# Your instructions:
Count every line where "группы" shows up, and give that number only.

Records from a collection:
────
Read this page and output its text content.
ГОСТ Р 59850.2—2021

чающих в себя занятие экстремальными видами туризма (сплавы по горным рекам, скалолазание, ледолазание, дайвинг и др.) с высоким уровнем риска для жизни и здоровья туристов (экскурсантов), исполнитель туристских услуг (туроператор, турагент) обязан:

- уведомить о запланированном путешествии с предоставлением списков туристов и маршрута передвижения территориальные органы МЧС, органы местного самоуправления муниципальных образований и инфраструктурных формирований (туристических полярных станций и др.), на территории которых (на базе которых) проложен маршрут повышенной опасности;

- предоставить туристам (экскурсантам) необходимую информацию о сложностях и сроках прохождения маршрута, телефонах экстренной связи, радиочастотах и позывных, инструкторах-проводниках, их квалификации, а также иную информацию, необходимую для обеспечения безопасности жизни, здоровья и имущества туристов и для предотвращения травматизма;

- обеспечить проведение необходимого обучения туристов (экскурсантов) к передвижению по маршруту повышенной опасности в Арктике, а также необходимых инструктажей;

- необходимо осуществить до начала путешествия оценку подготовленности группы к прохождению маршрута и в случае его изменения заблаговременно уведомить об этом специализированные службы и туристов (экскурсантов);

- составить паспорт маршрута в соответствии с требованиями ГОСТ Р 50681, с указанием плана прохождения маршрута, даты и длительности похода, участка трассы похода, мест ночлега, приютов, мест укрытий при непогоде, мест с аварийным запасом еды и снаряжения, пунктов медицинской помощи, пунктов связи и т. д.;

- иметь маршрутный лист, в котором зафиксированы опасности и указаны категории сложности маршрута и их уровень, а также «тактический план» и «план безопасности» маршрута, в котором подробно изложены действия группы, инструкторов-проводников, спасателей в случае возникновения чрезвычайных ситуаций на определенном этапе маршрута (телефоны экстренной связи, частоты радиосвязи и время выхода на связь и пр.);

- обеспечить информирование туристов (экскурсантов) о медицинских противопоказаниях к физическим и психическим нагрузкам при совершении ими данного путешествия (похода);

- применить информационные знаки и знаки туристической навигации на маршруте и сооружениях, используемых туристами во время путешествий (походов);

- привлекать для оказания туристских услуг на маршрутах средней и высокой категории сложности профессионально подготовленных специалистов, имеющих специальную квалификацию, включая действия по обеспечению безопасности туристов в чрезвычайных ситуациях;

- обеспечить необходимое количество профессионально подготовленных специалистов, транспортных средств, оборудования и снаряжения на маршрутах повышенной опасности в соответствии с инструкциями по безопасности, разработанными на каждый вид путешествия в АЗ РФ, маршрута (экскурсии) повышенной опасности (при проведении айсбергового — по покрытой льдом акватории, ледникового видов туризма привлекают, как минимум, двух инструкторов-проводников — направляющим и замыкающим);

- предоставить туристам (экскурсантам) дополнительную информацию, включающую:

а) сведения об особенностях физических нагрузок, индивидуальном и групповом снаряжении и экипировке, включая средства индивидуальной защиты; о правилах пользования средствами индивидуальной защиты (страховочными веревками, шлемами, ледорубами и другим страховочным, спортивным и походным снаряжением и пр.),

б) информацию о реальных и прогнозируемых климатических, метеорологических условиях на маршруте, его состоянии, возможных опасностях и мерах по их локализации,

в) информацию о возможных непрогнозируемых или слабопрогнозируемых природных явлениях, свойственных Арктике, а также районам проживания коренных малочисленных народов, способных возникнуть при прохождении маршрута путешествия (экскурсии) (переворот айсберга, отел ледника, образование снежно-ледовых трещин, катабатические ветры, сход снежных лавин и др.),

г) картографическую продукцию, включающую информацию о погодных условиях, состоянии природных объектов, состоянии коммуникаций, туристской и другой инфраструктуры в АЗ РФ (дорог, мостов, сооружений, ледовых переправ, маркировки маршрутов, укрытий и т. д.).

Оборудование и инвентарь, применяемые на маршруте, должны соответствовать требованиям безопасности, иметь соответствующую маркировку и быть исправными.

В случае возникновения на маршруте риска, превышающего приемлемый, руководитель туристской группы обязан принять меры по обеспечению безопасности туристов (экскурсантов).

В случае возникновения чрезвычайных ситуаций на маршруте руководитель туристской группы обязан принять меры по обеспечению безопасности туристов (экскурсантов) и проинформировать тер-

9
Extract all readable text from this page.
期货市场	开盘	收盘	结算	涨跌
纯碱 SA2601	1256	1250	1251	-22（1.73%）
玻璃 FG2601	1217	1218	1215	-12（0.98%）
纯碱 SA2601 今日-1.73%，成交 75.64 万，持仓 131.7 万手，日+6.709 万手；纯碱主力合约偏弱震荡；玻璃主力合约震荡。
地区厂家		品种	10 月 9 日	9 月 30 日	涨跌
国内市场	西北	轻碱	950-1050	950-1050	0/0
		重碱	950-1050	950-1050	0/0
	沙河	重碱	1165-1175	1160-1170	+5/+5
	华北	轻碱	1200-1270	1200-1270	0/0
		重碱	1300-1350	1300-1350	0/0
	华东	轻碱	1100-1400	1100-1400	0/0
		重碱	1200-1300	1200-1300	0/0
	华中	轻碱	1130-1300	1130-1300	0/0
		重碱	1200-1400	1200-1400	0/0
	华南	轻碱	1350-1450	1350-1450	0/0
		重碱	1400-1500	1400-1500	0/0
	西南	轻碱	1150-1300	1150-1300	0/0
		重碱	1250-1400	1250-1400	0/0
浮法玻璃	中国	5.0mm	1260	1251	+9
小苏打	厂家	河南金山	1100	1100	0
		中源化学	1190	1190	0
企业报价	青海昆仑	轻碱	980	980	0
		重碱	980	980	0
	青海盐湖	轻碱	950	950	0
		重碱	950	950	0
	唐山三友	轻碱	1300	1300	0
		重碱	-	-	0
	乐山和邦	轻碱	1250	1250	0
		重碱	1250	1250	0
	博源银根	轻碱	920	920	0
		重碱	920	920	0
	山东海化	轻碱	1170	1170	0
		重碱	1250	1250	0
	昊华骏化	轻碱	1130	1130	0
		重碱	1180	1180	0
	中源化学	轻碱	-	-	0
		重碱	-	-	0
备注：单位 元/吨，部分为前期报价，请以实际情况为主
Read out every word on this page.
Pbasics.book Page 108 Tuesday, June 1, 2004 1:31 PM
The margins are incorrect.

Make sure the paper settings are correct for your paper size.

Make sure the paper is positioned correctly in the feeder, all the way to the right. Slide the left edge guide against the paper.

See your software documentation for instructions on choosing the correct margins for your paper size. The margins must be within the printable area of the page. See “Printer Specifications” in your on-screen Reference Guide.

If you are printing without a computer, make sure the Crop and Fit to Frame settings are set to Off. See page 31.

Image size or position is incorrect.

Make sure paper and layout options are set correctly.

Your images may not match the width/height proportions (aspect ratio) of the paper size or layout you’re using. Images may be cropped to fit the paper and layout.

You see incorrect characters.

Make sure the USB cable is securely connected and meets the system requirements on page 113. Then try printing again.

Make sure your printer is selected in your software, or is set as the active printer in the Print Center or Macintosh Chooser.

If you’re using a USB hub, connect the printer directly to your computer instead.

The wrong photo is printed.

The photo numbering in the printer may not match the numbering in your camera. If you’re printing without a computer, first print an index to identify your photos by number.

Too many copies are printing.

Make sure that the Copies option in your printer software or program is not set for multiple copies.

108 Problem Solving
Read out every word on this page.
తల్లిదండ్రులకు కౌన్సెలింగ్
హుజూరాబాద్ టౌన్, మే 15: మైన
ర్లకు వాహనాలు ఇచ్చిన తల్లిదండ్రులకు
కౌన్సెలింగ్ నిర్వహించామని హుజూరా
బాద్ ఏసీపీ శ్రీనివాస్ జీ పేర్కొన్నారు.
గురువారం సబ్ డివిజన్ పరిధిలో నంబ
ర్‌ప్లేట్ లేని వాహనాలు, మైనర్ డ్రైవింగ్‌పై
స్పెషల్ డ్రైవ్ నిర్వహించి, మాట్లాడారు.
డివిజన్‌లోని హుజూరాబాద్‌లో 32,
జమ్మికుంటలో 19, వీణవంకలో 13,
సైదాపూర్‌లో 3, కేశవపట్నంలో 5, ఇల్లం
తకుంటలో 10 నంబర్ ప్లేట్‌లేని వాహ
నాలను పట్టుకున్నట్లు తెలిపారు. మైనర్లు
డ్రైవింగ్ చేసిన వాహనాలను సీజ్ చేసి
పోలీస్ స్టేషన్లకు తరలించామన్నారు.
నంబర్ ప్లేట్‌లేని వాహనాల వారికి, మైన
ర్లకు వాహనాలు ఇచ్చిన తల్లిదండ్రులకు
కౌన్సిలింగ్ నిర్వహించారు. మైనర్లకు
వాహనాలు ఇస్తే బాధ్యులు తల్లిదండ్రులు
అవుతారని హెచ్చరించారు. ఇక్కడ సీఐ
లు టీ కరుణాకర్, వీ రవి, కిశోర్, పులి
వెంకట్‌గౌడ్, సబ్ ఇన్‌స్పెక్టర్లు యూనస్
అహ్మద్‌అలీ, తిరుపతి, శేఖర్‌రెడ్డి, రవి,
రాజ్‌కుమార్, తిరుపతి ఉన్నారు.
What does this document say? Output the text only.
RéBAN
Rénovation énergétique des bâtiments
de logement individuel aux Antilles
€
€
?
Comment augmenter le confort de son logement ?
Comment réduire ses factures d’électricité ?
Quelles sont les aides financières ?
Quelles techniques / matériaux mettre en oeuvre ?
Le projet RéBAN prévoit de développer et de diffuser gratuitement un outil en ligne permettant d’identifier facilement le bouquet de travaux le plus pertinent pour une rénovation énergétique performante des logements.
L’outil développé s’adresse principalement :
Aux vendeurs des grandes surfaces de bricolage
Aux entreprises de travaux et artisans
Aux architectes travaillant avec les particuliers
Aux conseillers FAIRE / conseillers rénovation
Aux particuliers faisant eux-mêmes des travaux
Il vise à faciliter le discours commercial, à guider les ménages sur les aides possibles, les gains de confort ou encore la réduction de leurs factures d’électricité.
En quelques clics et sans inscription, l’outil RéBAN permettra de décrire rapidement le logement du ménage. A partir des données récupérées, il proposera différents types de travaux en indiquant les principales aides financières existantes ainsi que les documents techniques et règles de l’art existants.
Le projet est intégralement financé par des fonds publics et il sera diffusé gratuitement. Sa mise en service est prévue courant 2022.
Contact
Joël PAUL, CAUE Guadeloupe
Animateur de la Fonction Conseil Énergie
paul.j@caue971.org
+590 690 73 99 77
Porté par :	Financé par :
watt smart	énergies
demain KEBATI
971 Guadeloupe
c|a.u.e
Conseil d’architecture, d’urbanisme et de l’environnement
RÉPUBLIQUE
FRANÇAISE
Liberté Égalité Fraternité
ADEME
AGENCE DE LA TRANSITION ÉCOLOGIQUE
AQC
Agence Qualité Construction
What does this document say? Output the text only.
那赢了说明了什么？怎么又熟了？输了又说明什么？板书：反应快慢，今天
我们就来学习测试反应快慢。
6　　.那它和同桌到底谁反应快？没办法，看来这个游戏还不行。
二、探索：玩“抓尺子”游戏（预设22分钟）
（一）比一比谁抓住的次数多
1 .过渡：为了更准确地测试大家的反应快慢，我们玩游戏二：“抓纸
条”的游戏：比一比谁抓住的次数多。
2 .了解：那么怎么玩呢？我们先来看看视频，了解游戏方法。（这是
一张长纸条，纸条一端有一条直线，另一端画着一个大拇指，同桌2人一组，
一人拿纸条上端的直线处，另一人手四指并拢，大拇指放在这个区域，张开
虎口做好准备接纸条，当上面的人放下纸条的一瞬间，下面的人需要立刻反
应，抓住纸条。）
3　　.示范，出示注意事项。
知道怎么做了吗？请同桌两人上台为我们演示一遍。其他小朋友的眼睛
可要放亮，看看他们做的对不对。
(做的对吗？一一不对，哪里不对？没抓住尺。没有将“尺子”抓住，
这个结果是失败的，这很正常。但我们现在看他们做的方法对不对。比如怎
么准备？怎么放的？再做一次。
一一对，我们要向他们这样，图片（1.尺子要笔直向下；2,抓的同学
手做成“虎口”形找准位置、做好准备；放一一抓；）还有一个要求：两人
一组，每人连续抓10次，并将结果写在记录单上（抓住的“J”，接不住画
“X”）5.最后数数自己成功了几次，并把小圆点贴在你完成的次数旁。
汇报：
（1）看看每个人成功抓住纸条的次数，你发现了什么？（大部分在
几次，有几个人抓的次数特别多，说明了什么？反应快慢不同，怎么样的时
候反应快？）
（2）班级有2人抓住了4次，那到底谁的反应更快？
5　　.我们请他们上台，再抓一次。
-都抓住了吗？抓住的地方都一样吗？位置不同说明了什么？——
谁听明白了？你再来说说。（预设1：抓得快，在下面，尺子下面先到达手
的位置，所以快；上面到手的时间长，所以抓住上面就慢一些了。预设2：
────
# Final result:
4